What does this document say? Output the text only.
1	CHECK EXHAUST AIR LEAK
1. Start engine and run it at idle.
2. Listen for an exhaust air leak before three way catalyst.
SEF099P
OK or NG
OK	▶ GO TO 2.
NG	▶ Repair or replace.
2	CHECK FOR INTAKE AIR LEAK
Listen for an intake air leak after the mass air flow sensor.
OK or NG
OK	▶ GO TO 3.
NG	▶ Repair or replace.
...
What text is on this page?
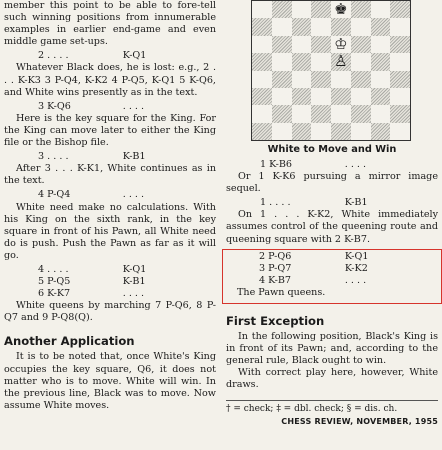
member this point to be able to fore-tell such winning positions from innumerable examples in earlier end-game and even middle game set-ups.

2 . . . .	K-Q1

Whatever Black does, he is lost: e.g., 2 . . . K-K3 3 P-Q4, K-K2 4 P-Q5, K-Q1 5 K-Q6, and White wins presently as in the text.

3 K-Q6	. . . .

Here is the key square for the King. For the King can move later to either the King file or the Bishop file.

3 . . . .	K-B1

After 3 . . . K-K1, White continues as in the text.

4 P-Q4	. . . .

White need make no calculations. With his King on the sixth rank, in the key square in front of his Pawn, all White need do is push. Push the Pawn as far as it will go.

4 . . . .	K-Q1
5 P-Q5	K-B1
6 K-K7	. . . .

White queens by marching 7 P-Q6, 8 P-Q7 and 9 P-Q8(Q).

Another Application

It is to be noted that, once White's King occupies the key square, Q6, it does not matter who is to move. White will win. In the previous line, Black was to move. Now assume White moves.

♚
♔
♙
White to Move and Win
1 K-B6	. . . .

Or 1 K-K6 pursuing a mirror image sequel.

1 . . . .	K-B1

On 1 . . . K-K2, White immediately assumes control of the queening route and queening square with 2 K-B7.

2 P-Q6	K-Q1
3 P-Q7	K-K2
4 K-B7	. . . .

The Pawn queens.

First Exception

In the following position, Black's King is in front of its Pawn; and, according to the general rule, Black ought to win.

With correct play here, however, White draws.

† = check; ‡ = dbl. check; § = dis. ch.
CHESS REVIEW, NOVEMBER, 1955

### Description of the task
Where does the word "Pawn" appear in the listing? List each line that holds it.

### Result of the exercise
White need make no calculations. With his King on the sixth rank, in the key square in front of his Pawn, all White need do is push. Push the Pawn as far as it will go.
The Pawn queens.
In the following position, Black's King is in front of its Pawn; and, according to the general rule, Black ought to win.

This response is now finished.